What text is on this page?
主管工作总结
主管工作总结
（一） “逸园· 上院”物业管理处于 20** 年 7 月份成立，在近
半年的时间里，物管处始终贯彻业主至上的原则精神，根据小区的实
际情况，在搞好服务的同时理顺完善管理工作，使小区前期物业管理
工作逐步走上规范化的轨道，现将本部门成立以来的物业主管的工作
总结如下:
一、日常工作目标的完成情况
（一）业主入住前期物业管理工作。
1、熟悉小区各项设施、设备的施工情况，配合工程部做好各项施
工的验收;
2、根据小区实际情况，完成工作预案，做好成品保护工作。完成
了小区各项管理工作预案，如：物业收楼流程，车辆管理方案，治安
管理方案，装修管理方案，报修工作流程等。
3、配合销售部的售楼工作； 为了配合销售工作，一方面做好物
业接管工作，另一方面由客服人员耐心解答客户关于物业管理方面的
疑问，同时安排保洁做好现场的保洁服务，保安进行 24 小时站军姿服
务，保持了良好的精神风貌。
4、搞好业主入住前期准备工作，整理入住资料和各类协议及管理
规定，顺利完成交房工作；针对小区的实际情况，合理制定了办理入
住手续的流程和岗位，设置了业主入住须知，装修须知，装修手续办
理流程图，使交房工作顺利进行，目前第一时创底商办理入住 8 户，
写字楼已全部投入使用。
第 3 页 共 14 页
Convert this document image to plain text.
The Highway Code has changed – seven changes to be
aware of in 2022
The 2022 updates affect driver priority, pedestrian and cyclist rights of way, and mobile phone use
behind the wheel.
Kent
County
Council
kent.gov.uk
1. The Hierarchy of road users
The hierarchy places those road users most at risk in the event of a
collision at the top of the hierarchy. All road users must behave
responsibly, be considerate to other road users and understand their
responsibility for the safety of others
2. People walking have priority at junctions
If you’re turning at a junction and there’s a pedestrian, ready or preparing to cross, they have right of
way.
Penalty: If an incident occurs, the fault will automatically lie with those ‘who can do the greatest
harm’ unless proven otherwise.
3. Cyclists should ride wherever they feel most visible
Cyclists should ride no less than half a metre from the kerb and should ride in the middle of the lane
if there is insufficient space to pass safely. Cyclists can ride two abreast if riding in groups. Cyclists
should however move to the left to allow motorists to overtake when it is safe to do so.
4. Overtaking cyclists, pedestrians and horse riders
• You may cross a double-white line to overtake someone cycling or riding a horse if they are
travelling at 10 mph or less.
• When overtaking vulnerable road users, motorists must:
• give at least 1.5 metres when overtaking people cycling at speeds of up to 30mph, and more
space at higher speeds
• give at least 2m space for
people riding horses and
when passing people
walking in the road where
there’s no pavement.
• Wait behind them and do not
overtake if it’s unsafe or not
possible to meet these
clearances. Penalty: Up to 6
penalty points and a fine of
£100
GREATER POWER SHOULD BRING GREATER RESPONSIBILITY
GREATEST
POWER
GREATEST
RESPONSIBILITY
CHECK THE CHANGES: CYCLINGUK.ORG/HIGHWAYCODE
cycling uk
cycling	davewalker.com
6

◆ ◆ ◆ ◆

Exercise aim :: Collect every line with the string "POWER" from the records, and copy each.

Full response ::
GREATER POWER SHOULD BRING GREATER RESPONSIBILITY
POWER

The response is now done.